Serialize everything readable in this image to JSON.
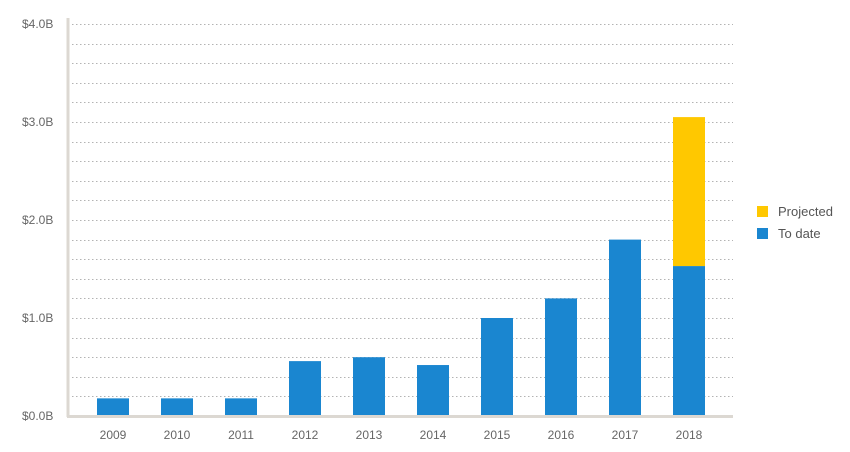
{
  "chart_data": {
    "type": "bar",
    "stacked": true,
    "categories": [
      "2009",
      "2010",
      "2011",
      "2012",
      "2013",
      "2014",
      "2015",
      "2016",
      "2017",
      "2018"
    ],
    "series": [
      {
        "name": "To date",
        "color": "#1a86d0",
        "values": [
          0.18,
          0.18,
          0.18,
          0.56,
          0.6,
          0.52,
          1.0,
          1.2,
          1.8,
          1.53
        ]
      },
      {
        "name": "Projected",
        "color": "#ffc800",
        "values": [
          0,
          0,
          0,
          0,
          0,
          0,
          0,
          0,
          0,
          1.52
        ]
      }
    ],
    "title": "",
    "xlabel": "",
    "ylabel": "",
    "ylim": [
      0,
      4
    ],
    "y_ticks": [
      0,
      1,
      2,
      3,
      4
    ],
    "y_tick_labels": [
      "$0.0B",
      "$1.0B",
      "$2.0B",
      "$3.0B",
      "$4.0B"
    ],
    "minor_gridlines_per_major": 5,
    "grid": true,
    "grid_style": "dotted",
    "legend_position": "right",
    "legend_order": [
      "Projected",
      "To date"
    ]
  },
  "colors": {
    "axis": "#dcd8d2",
    "grid": "#9a9a9a",
    "tick_text": "#666666",
    "legend_text": "#555555"
  }
}
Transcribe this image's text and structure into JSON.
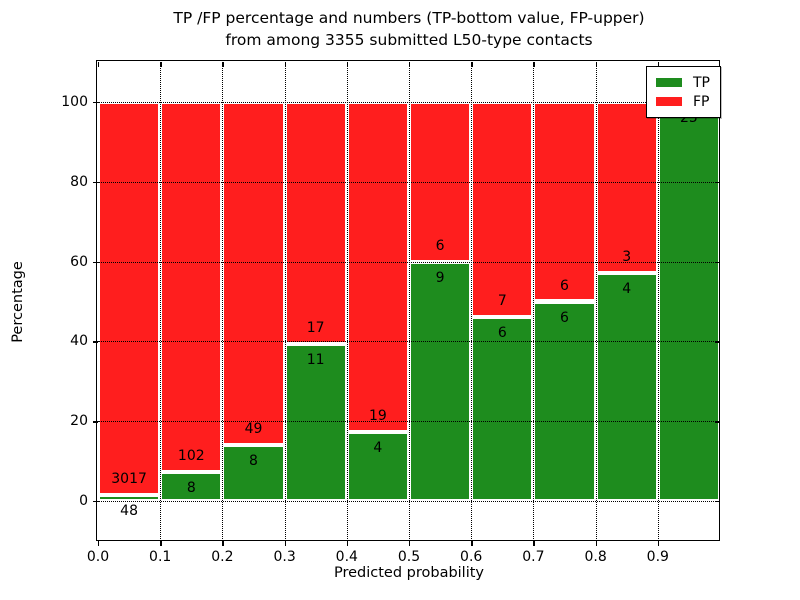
{
  "title": {
    "line1": "TP /FP percentage and numbers (TP-bottom value, FP-upper)",
    "line2": "from among 3355 submitted L50-type contacts"
  },
  "axes": {
    "xlabel": "Predicted probability",
    "ylabel": "Percentage",
    "x_tick_labels": [
      "0.0",
      "0.1",
      "0.2",
      "0.3",
      "0.4",
      "0.5",
      "0.6",
      "0.7",
      "0.8",
      "0.9"
    ],
    "x_tick_values": [
      0,
      0.1,
      0.2,
      0.3,
      0.4,
      0.5,
      0.6,
      0.7,
      0.8,
      0.9
    ],
    "y_tick_labels": [
      "0",
      "20",
      "40",
      "60",
      "80",
      "100"
    ],
    "y_tick_values": [
      0,
      20,
      40,
      60,
      80,
      100
    ],
    "xlim": [
      0,
      1
    ],
    "ylim": [
      -10,
      110
    ],
    "grid_style": "dotted"
  },
  "legend": {
    "position": "upper-right",
    "entries": [
      {
        "label": "TP",
        "color": "#1e8c1e"
      },
      {
        "label": "FP",
        "color": "#ff1e1e"
      }
    ]
  },
  "chart_data": {
    "type": "bar",
    "stacked": true,
    "normalized": "each bin stacked to 100%",
    "title": "TP /FP percentage and numbers (TP-bottom value, FP-upper) from among 3355 submitted L50-type contacts",
    "xlabel": "Predicted probability",
    "ylabel": "Percentage",
    "xlim": [
      0,
      1
    ],
    "ylim": [
      -10,
      110
    ],
    "total_contacts": 3355,
    "colors": {
      "tp": "#1e8c1e",
      "fp": "#ff1e1e",
      "bar_edge": "#ffffff"
    },
    "bins": [
      {
        "range": [
          0.0,
          0.1
        ],
        "tp": 48,
        "fp": 3017
      },
      {
        "range": [
          0.1,
          0.2
        ],
        "tp": 8,
        "fp": 102
      },
      {
        "range": [
          0.2,
          0.3
        ],
        "tp": 8,
        "fp": 49
      },
      {
        "range": [
          0.3,
          0.4
        ],
        "tp": 11,
        "fp": 17
      },
      {
        "range": [
          0.4,
          0.5
        ],
        "tp": 4,
        "fp": 19
      },
      {
        "range": [
          0.5,
          0.6
        ],
        "tp": 9,
        "fp": 6
      },
      {
        "range": [
          0.6,
          0.7
        ],
        "tp": 6,
        "fp": 7
      },
      {
        "range": [
          0.7,
          0.8
        ],
        "tp": 6,
        "fp": 6
      },
      {
        "range": [
          0.8,
          0.9
        ],
        "tp": 4,
        "fp": 3
      },
      {
        "range": [
          0.9,
          1.0
        ],
        "tp": 25,
        "fp": 0
      }
    ],
    "series": [
      {
        "name": "TP",
        "color": "#1e8c1e",
        "counts": [
          48,
          8,
          8,
          11,
          4,
          9,
          6,
          6,
          4,
          25
        ]
      },
      {
        "name": "FP",
        "color": "#ff1e1e",
        "counts": [
          3017,
          102,
          49,
          17,
          19,
          6,
          7,
          6,
          3,
          0
        ]
      }
    ]
  }
}
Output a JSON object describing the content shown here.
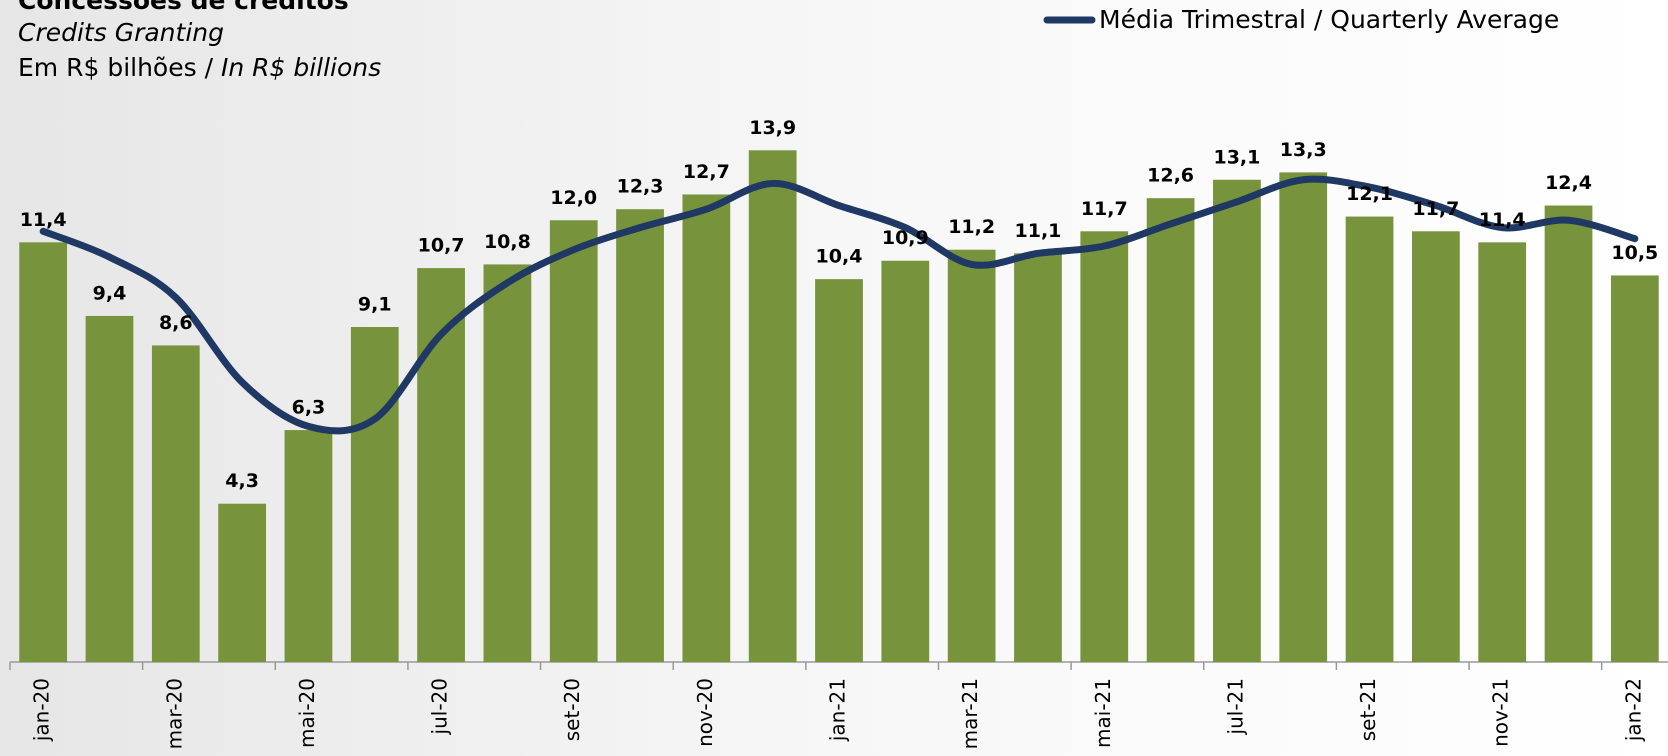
{
  "chart_data": {
    "type": "bar",
    "title": "Concessões de créditos",
    "subtitle": "Credits Granting",
    "unit_label": [
      "Em R$ bilhões / ",
      "In R$ billions"
    ],
    "categories": [
      "jan-20",
      null,
      "mar-20",
      null,
      "mai-20",
      null,
      "jul-20",
      null,
      "set-20",
      null,
      "nov-20",
      null,
      "jan-21",
      null,
      "mar-21",
      null,
      "mai-21",
      null,
      "jul-21",
      null,
      "set-21",
      null,
      "nov-21",
      null,
      "jan-22"
    ],
    "series": [
      {
        "name": "Concessões",
        "type": "bar",
        "color": "#77933c",
        "values": [
          11.4,
          9.4,
          8.6,
          4.3,
          6.3,
          9.1,
          10.7,
          10.8,
          12.0,
          12.3,
          12.7,
          13.9,
          10.4,
          10.9,
          11.2,
          11.1,
          11.7,
          12.6,
          13.1,
          13.3,
          12.1,
          11.7,
          11.4,
          12.4,
          10.5
        ],
        "value_labels": [
          "11,4",
          "9,4",
          "8,6",
          "4,3",
          "6,3",
          "9,1",
          "10,7",
          "10,8",
          "12,0",
          "12,3",
          "12,7",
          "13,9",
          "10,4",
          "10,9",
          "11,2",
          "11,1",
          "11,7",
          "12,6",
          "13,1",
          "13,3",
          "12,1",
          "11,7",
          "11,4",
          "12,4",
          "10,5"
        ]
      },
      {
        "name": "Média Trimestral / Quarterly Average",
        "type": "line",
        "color": "#1f3864",
        "values": [
          11.7,
          11.0,
          9.9,
          7.6,
          6.4,
          6.6,
          8.9,
          10.3,
          11.2,
          11.8,
          12.3,
          13.0,
          12.4,
          11.8,
          10.8,
          11.1,
          11.3,
          11.9,
          12.5,
          13.1,
          12.9,
          12.4,
          11.8,
          12.0,
          11.5
        ]
      }
    ],
    "ylim": [
      0,
      16
    ],
    "legend": "top-right"
  }
}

++++

DIRECTIVE:
Identify and extract each line of the listing that contains "this".

EXERCISE OUTPUT:
Serialize everything readable in this image to JSON.
Transcribe this image's text and structure into JSON.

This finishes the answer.